─── Extracted text ───
The rhetoric that Kirk became infamous for is cut from the same cloth as the MAGA movement at large and stems from the foundational construct of ‘us vs. them.’ This incredibly simple ideology has bred infighting between humans since the dawn of civilization and continues to divide us today. Through the constant denigration of marginalized groups in society, like immigrants in America right now, the largely unaffected majority is taught to vilify those who they choose not to identify with. They’re told repeatedly by trusted voices, both in politics and out, that those people are the problem; they are the ones you need to be scared of; don’t let them win and take your land, your jobs, your rights, your country; they are the enemy.
Through the creation of an intangible they, political figures are able to intensify the focus on ‘undesirable’ groups and further their overarching agendas that are so often built on notions of racism, sexism, xenophobia, homophobia, and white supremacy. While these constructs have been deemed ‘woke’ by those who haven’t been forced to open their eyes to the realities of the world, they undermine nearly all facets of life, even today.
While othering certainly yields jaded worldviews and inspires anger and vitriol at large, it’s most destructive when combined with the inherently apathetic practices of social media. The era in which we live in, where a figure like Charlie Kirk can rise to prominence spewing unvetted opinions that are distributed, primarily, over the internet, has unquestionably created a far more individualistic society; it’s simply too easy to view posts on social media as nothing more than content, not the genuine experiences of real people. This concept compounds on a much larger scale for a platform of 5 million+ followers, like Kirk’s, who believe his rhetoric as 100% truthful, and all opposing rhetoric as unequivocally false. The product of such a vast lack of exposure to conflicting viewpoints is the rise of extremism, where beliefs gravitate towards the more intense opinions of the political spectrum, like an echo chamber amplified to the umpteenth degree. This is exactly where Charlie Kirk thrived.
Through the perpetuation of othering, Kirk preached with an iron fist on the absolute necessities of maintaining the rights and freedoms that America was established on; chief among those rights, in his view, was the absolute “God-given right” to bear arms. In his repeated analyses, Kirk emphasized the necessity of being realistic about the nature of gun deaths in America. At a Turning Point USA event in April 2023, Kirk explained that “Having an armed citizenry comes with a price, and that is part of liberty.” He continued on, saying “We will never live in a society where you have an armed citizenry and won’t have a single gun death. That is nonsense.” But ultimately, despite his recognition of the unavoidability of lost human lives, Kirk decided that “it’s worth it to have a cost of, unfortunately, some gun deaths every single year, so that we can have the Second Amendment, to protect our other God-given rights. That is a prudent deal. It is rational.”
───
§ **Problem set**
1. Condense the paragraph of the essay on Charlie Kirk that begins "Through the creation of an intangible they" into two short sentences, keeping its main points.
2. Answer each question from the essay on Charlie Kirk:
(a) Which group is named as an example of a marginalized group in America right now?
(b) How large is Kirk's platform said to be?
(c) At what event did Kirk say "Having an armed citizenry comes with a price, and that is part of liberty," and when?
3. According to the essay on Charlie Kirk, why did Kirk consider some gun deaths every year an acceptable cost? Answer in one to three sentences.
The data after this text is not needed for any of the work.
─── Items ───
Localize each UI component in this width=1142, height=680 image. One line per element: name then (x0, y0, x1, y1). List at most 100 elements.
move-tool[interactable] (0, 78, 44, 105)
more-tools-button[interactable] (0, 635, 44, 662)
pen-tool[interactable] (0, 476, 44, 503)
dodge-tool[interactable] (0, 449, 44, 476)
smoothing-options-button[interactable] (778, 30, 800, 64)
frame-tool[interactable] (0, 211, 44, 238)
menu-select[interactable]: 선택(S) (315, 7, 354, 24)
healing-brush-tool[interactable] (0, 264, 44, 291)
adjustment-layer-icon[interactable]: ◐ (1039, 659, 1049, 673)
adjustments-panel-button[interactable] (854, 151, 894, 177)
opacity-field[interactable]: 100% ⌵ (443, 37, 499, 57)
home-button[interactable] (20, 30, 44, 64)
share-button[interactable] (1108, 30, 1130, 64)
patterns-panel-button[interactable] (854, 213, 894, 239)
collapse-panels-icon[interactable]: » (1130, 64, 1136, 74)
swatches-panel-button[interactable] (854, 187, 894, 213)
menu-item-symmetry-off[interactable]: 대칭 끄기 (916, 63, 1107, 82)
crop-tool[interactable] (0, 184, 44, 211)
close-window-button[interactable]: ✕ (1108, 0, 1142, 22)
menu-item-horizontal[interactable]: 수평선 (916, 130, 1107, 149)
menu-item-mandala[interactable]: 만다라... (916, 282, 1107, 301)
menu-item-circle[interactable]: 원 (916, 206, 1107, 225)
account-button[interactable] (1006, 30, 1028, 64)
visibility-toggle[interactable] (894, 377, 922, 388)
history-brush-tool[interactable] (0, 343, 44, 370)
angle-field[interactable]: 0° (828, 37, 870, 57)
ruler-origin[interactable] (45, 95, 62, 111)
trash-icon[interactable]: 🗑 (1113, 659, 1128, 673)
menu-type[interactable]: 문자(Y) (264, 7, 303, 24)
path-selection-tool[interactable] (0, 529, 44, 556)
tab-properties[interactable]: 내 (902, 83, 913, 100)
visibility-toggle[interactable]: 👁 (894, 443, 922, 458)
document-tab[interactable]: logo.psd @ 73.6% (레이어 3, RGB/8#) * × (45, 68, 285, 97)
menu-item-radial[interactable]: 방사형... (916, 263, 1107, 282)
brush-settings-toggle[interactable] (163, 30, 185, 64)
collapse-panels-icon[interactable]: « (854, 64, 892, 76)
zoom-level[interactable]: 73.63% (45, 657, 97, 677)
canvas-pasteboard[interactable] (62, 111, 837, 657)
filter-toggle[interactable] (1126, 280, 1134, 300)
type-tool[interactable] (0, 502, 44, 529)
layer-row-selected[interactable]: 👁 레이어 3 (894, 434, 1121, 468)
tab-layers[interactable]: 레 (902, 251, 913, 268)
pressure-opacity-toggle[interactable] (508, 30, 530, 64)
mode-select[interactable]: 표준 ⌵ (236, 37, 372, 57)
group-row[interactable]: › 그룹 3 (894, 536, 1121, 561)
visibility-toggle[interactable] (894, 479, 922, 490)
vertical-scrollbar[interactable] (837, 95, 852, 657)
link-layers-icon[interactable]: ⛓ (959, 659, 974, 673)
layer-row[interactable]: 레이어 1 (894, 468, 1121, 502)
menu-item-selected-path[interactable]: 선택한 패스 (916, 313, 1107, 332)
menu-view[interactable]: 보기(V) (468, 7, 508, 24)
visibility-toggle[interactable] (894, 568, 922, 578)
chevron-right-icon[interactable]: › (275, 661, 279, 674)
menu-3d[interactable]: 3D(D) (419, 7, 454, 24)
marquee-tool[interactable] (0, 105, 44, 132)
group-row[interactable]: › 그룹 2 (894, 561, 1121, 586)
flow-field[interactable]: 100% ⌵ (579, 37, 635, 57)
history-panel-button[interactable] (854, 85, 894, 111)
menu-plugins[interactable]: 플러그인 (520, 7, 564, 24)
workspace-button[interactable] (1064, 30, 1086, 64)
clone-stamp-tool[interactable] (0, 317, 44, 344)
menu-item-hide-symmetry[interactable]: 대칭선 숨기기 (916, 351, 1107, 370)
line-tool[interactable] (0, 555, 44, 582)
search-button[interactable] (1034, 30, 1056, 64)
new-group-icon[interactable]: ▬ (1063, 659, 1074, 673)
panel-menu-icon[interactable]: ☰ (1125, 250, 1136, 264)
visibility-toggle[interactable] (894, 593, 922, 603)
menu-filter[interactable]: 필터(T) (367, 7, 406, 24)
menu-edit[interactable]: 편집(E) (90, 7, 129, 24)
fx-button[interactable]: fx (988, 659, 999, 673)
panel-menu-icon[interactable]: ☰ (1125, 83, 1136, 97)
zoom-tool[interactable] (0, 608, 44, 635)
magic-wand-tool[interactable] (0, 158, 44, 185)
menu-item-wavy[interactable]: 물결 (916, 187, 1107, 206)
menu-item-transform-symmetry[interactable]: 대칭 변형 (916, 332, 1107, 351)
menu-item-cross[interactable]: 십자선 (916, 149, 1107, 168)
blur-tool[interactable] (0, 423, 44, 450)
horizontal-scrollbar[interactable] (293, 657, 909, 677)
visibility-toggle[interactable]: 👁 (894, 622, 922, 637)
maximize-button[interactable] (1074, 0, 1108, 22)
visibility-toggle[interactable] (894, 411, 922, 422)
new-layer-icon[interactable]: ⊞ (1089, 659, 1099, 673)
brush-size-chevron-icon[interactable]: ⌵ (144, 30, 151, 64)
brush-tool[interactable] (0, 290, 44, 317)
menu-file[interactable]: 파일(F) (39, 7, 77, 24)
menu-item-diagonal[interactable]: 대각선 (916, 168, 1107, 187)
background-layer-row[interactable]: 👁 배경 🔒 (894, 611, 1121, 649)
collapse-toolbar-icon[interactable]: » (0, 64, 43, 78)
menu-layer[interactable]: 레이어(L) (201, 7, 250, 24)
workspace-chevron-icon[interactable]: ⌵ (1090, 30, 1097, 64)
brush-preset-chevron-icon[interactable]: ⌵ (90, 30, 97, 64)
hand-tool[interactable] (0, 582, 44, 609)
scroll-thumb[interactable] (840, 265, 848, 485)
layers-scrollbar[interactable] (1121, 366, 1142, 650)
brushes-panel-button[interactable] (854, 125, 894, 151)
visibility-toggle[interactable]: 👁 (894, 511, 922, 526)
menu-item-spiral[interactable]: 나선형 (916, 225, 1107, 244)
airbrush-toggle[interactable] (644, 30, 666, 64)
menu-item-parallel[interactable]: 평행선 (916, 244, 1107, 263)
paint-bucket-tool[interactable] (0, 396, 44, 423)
───
§ **Per-task answers**
1. By inventing an intangible "they," political figures sharpen focus on "undesirable" groups and advance agendas often rooted in racism, sexism, xenophobia, homophobia, and white supremacy. People who have never had to face these realities call such constructs "woke," yet they still undermine nearly every part of life today.

2.
(a) Immigrants.
(b) More than 5 million followers.
(c) A Turning Point USA event in April 2023.

3. Kirk said the cost was worth it so that Americans could keep the Second Amendment, which he believed protects their other God-given rights. He saw the right to bear arms as the chief "God-given right" and called the trade-off "a prudent deal" and "rational."